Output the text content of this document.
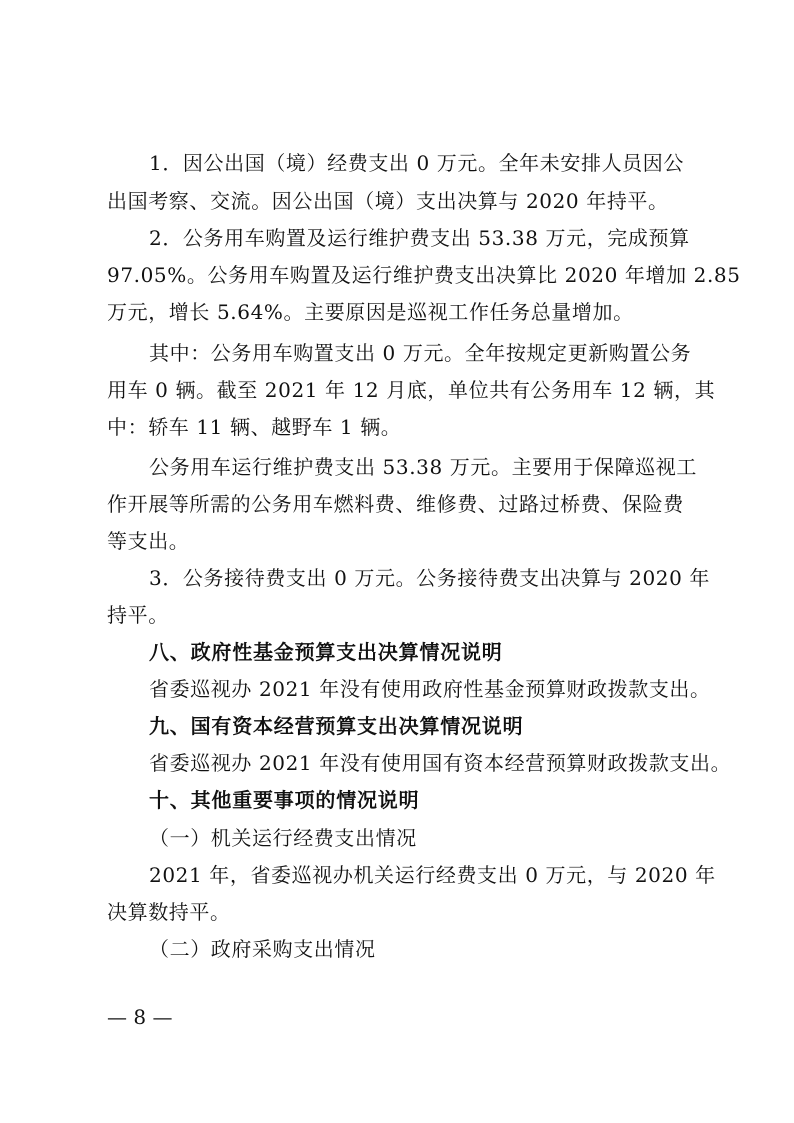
1．因公出国（境）经费支出 0 万元。全年未安排人员因公
出国考察、交流。因公出国（境）支出决算与 2020 年持平。
2．公务用车购置及运行维护费支出 53.38 万元，完成预算
97.05%。公务用车购置及运行维护费支出决算比 2020 年增加 2.85
万元，增长 5.64%。主要原因是巡视工作任务总量增加。
其中：公务用车购置支出 0 万元。全年按规定更新购置公务
用车 0 辆。截至 2021 年 12 月底，单位共有公务用车 12 辆，其
中：轿车 11 辆、越野车 1 辆。
公务用车运行维护费支出 53.38 万元。主要用于保障巡视工
作开展等所需的公务用车燃料费、维修费、过路过桥费、保险费
等支出。
3．公务接待费支出 0 万元。公务接待费支出决算与 2020 年
持平。
八、政府性基金预算支出决算情况说明
省委巡视办 2021 年没有使用政府性基金预算财政拨款支出。
九、国有资本经营预算支出决算情况说明
省委巡视办 2021 年没有使用国有资本经营预算财政拨款支出。
十、其他重要事项的情况说明
（一）机关运行经费支出情况
2021 年，省委巡视办机关运行经费支出 0 万元，与 2020 年
决算数持平。
（二）政府采购支出情况
— 8 —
:::::
Objective:
Could you repeat all of the material exactly? Pictures should not be copied.

Response to the task:
Output the text content of this document.
1．因公出国（境）经费支出 0 万元。全年未安排人员因公
出国考察、交流。因公出国（境）支出决算与 2020 年持平。
2．公务用车购置及运行维护费支出 53.38 万元，完成预算
97.05%。公务用车购置及运行维护费支出决算比 2020 年增加 2.85
万元，增长 5.64%。主要原因是巡视工作任务总量增加。
其中：公务用车购置支出 0 万元。全年按规定更新购置公务
用车 0 辆。截至 2021 年 12 月底，单位共有公务用车 12 辆，其
中：轿车 11 辆、越野车 1 辆。
公务用车运行维护费支出 53.38 万元。主要用于保障巡视工
作开展等所需的公务用车燃料费、维修费、过路过桥费、保险费
等支出。
3．公务接待费支出 0 万元。公务接待费支出决算与 2020 年
持平。
八、政府性基金预算支出决算情况说明
省委巡视办 2021 年没有使用政府性基金预算财政拨款支出。
九、国有资本经营预算支出决算情况说明
省委巡视办 2021 年没有使用国有资本经营预算财政拨款支出。
十、其他重要事项的情况说明
（一）机关运行经费支出情况
2021 年，省委巡视办机关运行经费支出 0 万元，与 2020 年
决算数持平。
（二）政府采购支出情况
— 8 —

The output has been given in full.